Gather every line holding the string "data".
....................
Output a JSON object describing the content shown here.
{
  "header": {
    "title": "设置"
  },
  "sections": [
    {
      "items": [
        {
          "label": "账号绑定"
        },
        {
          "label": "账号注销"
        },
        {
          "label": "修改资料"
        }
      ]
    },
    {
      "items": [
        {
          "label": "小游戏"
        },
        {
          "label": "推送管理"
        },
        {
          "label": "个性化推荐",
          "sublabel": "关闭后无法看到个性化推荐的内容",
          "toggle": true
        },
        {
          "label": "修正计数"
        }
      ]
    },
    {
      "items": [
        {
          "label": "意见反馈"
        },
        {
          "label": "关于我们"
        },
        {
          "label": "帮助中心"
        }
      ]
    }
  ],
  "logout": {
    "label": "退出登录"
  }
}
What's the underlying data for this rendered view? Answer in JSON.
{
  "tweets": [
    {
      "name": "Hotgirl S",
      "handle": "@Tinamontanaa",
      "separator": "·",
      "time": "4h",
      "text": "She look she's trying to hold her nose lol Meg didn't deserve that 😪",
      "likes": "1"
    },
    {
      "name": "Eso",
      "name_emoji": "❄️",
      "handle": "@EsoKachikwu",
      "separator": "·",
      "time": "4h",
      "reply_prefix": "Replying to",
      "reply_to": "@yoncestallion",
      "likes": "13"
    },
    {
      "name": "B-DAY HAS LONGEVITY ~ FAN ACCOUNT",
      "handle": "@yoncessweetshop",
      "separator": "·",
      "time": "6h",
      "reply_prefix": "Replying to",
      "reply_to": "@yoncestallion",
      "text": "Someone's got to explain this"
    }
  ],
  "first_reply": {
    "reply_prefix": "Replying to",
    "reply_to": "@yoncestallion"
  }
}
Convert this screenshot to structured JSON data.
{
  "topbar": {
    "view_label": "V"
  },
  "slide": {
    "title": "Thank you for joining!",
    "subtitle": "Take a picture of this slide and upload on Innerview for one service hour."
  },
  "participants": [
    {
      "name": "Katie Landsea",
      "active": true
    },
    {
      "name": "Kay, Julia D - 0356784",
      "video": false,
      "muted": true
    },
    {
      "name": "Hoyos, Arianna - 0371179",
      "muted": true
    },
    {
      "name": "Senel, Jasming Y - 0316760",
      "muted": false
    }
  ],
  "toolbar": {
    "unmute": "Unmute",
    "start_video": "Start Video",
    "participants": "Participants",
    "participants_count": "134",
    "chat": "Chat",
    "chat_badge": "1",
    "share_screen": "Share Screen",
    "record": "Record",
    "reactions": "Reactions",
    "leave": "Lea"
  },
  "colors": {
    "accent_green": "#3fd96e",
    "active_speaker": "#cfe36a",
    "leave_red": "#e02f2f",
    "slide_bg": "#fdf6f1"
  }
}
....................
**Task answer**.
What's the underlying data for this rendered view? Answer in JSON.
Convert this screenshot to structured JSON data.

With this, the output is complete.